[begin DATA TO USE]
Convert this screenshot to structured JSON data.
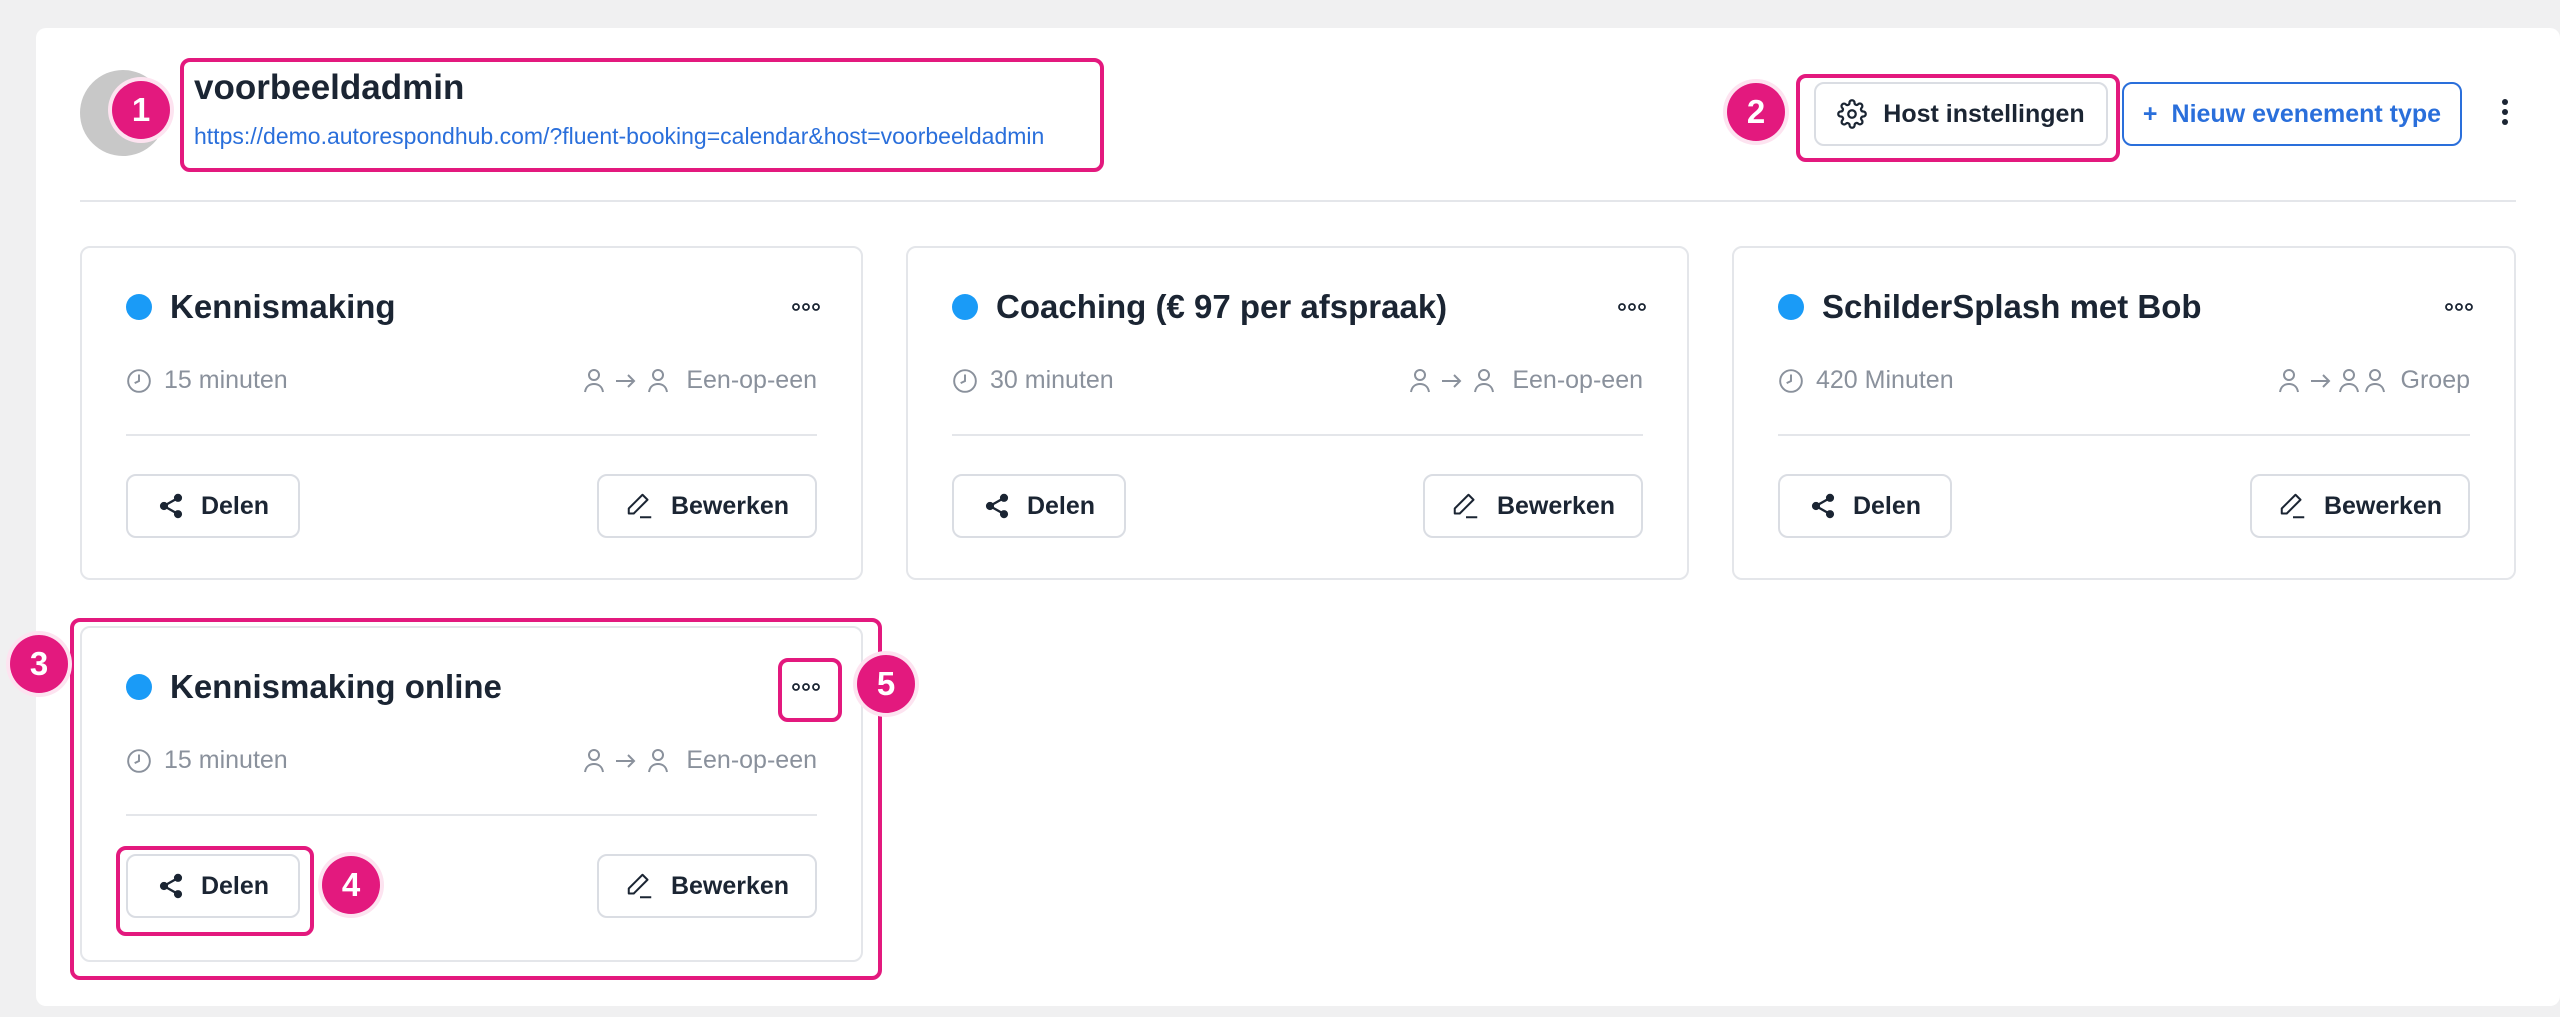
{
  "host": {
    "name": "voorbeeldadmin",
    "url": "https://demo.autorespondhub.com/?fluent-booking=calendar&host=voorbeeldadmin"
  },
  "header": {
    "settings_label": "Host instellingen",
    "new_event_label": "Nieuw evenement type",
    "new_event_plus": "+"
  },
  "cards": [
    {
      "title": "Kennismaking",
      "duration": "15 minuten",
      "type": "Een-op-een",
      "share_label": "Delen",
      "edit_label": "Bewerken"
    },
    {
      "title": "Coaching (€ 97 per afspraak)",
      "duration": "30 minuten",
      "type": "Een-op-een",
      "share_label": "Delen",
      "edit_label": "Bewerken"
    },
    {
      "title": "SchilderSplash met Bob",
      "duration": "420 Minuten",
      "type": "Groep",
      "share_label": "Delen",
      "edit_label": "Bewerken"
    },
    {
      "title": "Kennismaking online",
      "duration": "15 minuten",
      "type": "Een-op-een",
      "share_label": "Delen",
      "edit_label": "Bewerken"
    }
  ],
  "annotations": [
    "1",
    "2",
    "3",
    "4",
    "5"
  ],
  "colors": {
    "accent": "#2a6fdb",
    "status_dot": "#1a9bf7",
    "highlight": "#e3197e"
  },
  "icons": [
    "clock-icon",
    "user-to-user-icon",
    "user-to-group-icon",
    "share-icon",
    "edit-icon",
    "gear-icon",
    "more-horizontal-icon",
    "more-vertical-icon"
  ]
}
[end DATA TO USE]
THE PROBLEM:
Set the pictures aside and transcribe the data above exactly.

EXERCISE OUTPUT:
Convert this screenshot to structured JSON data.
{
  "host": {
    "name": "voorbeeldadmin",
    "url": "https://demo.autorespondhub.com/?fluent-booking=calendar&host=voorbeeldadmin"
  },
  "header": {
    "settings_label": "Host instellingen",
    "new_event_label": "Nieuw evenement type",
    "new_event_plus": "+"
  },
  "cards": [
    {
      "title": "Kennismaking",
      "duration": "15 minuten",
      "type": "Een-op-een",
      "share_label": "Delen",
      "edit_label": "Bewerken"
    },
    {
      "title": "Coaching (€ 97 per afspraak)",
      "duration": "30 minuten",
      "type": "Een-op-een",
      "share_label": "Delen",
      "edit_label": "Bewerken"
    },
    {
      "title": "SchilderSplash met Bob",
      "duration": "420 Minuten",
      "type": "Groep",
      "share_label": "Delen",
      "edit_label": "Bewerken"
    },
    {
      "title": "Kennismaking online",
      "duration": "15 minuten",
      "type": "Een-op-een",
      "share_label": "Delen",
      "edit_label": "Bewerken"
    }
  ],
  "annotations": [
    "1",
    "2",
    "3",
    "4",
    "5"
  ],
  "colors": {
    "accent": "#2a6fdb",
    "status_dot": "#1a9bf7",
    "highlight": "#e3197e"
  },
  "icons": [
    "clock-icon",
    "user-to-user-icon",
    "user-to-group-icon",
    "share-icon",
    "edit-icon",
    "gear-icon",
    "more-horizontal-icon",
    "more-vertical-icon"
  ]
}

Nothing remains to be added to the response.